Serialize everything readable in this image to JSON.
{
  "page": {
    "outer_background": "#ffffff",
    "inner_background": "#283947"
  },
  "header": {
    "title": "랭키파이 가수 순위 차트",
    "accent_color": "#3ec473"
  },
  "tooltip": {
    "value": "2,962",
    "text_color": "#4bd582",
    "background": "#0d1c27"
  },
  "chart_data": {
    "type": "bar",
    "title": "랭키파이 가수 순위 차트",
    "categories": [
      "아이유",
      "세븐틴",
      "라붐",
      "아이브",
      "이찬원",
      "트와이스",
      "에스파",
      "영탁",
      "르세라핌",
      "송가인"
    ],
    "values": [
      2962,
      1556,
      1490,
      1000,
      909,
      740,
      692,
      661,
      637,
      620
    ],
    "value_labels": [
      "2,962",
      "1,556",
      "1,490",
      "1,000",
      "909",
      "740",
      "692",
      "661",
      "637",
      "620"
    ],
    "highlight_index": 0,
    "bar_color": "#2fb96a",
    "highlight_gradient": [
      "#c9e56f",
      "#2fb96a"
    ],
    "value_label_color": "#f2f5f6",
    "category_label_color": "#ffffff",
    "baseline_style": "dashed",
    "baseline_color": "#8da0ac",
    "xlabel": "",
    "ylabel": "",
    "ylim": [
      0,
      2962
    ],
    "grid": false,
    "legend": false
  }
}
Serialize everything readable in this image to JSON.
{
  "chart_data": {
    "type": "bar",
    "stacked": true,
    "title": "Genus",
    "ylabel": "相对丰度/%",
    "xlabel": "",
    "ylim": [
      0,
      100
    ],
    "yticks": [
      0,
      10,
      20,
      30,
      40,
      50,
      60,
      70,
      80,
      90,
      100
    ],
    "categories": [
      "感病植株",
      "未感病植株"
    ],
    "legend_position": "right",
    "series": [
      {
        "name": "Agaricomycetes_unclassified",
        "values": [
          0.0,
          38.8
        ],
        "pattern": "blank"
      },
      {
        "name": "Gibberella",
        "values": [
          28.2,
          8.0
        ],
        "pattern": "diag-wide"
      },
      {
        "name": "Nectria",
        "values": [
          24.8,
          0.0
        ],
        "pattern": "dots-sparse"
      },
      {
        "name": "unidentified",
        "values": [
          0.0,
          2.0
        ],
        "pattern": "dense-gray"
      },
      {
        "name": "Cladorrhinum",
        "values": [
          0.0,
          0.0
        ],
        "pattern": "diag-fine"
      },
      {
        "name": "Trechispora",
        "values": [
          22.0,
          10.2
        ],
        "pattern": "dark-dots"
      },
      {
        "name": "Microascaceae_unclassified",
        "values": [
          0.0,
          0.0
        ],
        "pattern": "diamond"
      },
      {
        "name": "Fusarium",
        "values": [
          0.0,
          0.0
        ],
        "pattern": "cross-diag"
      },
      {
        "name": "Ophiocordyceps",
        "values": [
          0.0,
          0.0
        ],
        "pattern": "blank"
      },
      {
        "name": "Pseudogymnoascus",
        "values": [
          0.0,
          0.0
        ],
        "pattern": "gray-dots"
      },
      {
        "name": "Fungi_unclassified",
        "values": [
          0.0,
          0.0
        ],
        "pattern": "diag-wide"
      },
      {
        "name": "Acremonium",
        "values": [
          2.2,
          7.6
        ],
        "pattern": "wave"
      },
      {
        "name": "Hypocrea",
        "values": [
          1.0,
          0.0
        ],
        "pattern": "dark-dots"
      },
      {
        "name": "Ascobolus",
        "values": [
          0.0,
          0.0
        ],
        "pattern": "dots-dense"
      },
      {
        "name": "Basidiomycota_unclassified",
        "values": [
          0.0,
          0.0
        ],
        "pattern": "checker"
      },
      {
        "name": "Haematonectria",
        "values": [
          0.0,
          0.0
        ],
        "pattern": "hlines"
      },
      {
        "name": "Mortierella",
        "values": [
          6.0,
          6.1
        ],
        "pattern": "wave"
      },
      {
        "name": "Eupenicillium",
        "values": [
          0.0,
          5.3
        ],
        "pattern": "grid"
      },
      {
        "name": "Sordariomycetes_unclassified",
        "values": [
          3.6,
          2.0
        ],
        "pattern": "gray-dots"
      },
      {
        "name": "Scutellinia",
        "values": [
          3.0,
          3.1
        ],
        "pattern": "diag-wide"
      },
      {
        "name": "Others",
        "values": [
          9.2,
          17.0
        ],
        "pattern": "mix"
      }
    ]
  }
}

Given problem — Extract all lines containing the word "dense".

Completed task —
        "pattern": "dense-gray"
        "pattern": "dots-dense"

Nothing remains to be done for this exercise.